STATED GOAL - Copy the records below exactly, leaving out any pictures.

Data excerpts
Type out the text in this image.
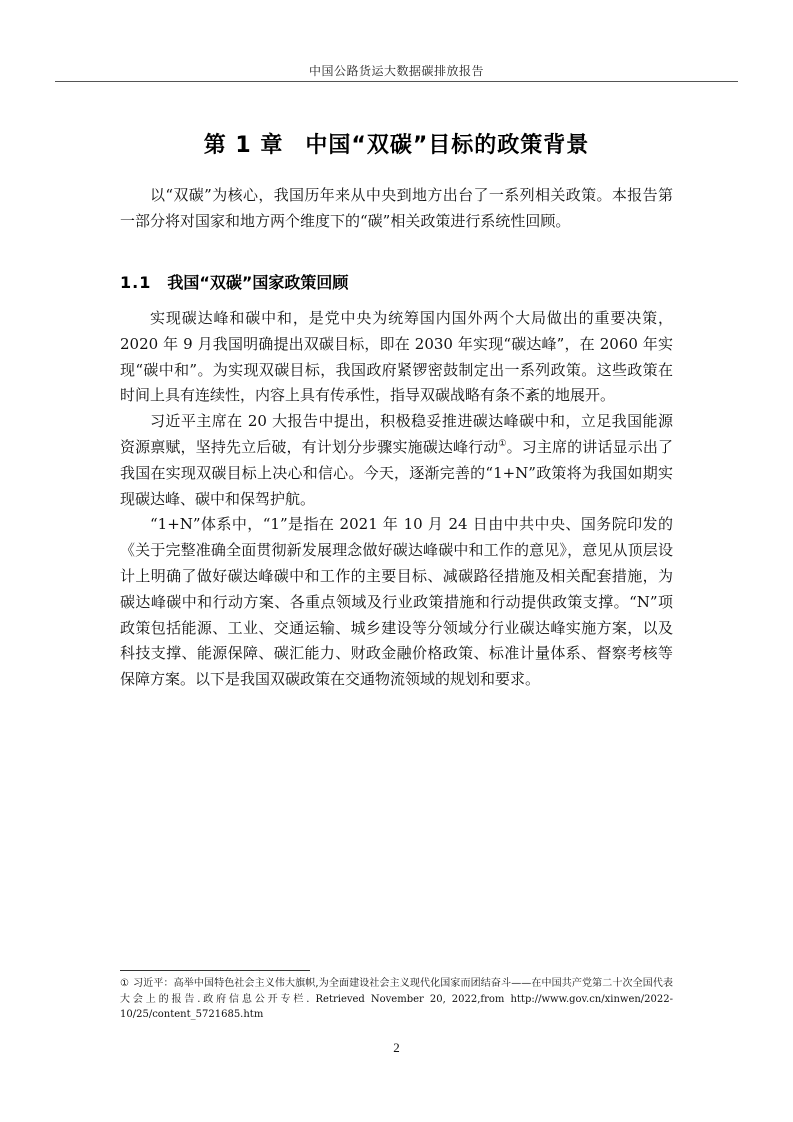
中国公路货运大数据碳排放报告
第 1 章 中国“双碳”目标的政策背景

以“双碳”为核心，我国历年来从中央到地方出台了一系列相关政策。本报告第一部分将对国家和地方两个维度下的“碳”相关政策进行系统性回顾。

1.1 我国“双碳”国家政策回顾

实现碳达峰和碳中和，是党中央为统筹国内国外两个大局做出的重要决策，2020 年 9 月我国明确提出双碳目标，即在 2030 年实现“碳达峰”，在 2060 年实现“碳中和”。为实现双碳目标，我国政府紧锣密鼓制定出一系列政策。这些政策在时间上具有连续性，内容上具有传承性，指导双碳战略有条不紊的地展开。

习近平主席在 20 大报告中提出，积极稳妥推进碳达峰碳中和，立足我国能源资源禀赋，坚持先立后破，有计划分步骤实施碳达峰行动①。习主席的讲话显示出了我国在实现双碳目标上决心和信心。今天，逐渐完善的“1+N”政策将为我国如期实现碳达峰、碳中和保驾护航。

“1+N”体系中，“1”是指在 2021 年 10 月 24 日由中共中央、国务院印发的《关于完整准确全面贯彻新发展理念做好碳达峰碳中和工作的意见》，意见从顶层设计上明确了做好碳达峰碳中和工作的主要目标、减碳路径措施及相关配套措施，为碳达峰碳中和行动方案、各重点领域及行业政策措施和行动提供政策支撑。“N”项政策包括能源、工业、交通运输、城乡建设等分领域分行业碳达峰实施方案，以及科技支撑、能源保障、碳汇能力、财政金融价格政策、标准计量体系、督察考核等保障方案。以下是我国双碳政策在交通物流领域的规划和要求。

① 习近平：高举中国特色社会主义伟大旗帜,为全面建设社会主义现代化国家而团结奋斗——在中国共产党第二十次全国代表大会上的报告.政府信息公开专栏. Retrieved November 20, 2022,from http://www.gov.cn/xinwen/2022-10/25/content_5721685.htm
2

FINISHED ANSWER -
Type out the text in this image.
中国公路货运大数据碳排放报告
第 1 章 中国“双碳”目标的政策背景

以“双碳”为核心，我国历年来从中央到地方出台了一系列相关政策。本报告第一部分将对国家和地方两个维度下的“碳”相关政策进行系统性回顾。

1.1 我国“双碳”国家政策回顾

实现碳达峰和碳中和，是党中央为统筹国内国外两个大局做出的重要决策，2020 年 9 月我国明确提出双碳目标，即在 2030 年实现“碳达峰”，在 2060 年实现“碳中和”。为实现双碳目标，我国政府紧锣密鼓制定出一系列政策。这些政策在时间上具有连续性，内容上具有传承性，指导双碳战略有条不紊的地展开。

习近平主席在 20 大报告中提出，积极稳妥推进碳达峰碳中和，立足我国能源资源禀赋，坚持先立后破，有计划分步骤实施碳达峰行动①。习主席的讲话显示出了我国在实现双碳目标上决心和信心。今天，逐渐完善的“1+N”政策将为我国如期实现碳达峰、碳中和保驾护航。

“1+N”体系中，“1”是指在 2021 年 10 月 24 日由中共中央、国务院印发的《关于完整准确全面贯彻新发展理念做好碳达峰碳中和工作的意见》，意见从顶层设计上明确了做好碳达峰碳中和工作的主要目标、减碳路径措施及相关配套措施，为碳达峰碳中和行动方案、各重点领域及行业政策措施和行动提供政策支撑。“N”项政策包括能源、工业、交通运输、城乡建设等分领域分行业碳达峰实施方案，以及科技支撑、能源保障、碳汇能力、财政金融价格政策、标准计量体系、督察考核等保障方案。以下是我国双碳政策在交通物流领域的规划和要求。

① 习近平：高举中国特色社会主义伟大旗帜,为全面建设社会主义现代化国家而团结奋斗——在中国共产党第二十次全国代表大会上的报告.政府信息公开专栏. Retrieved November 20, 2022,from http://www.gov.cn/xinwen/2022-10/25/content_5721685.htm
2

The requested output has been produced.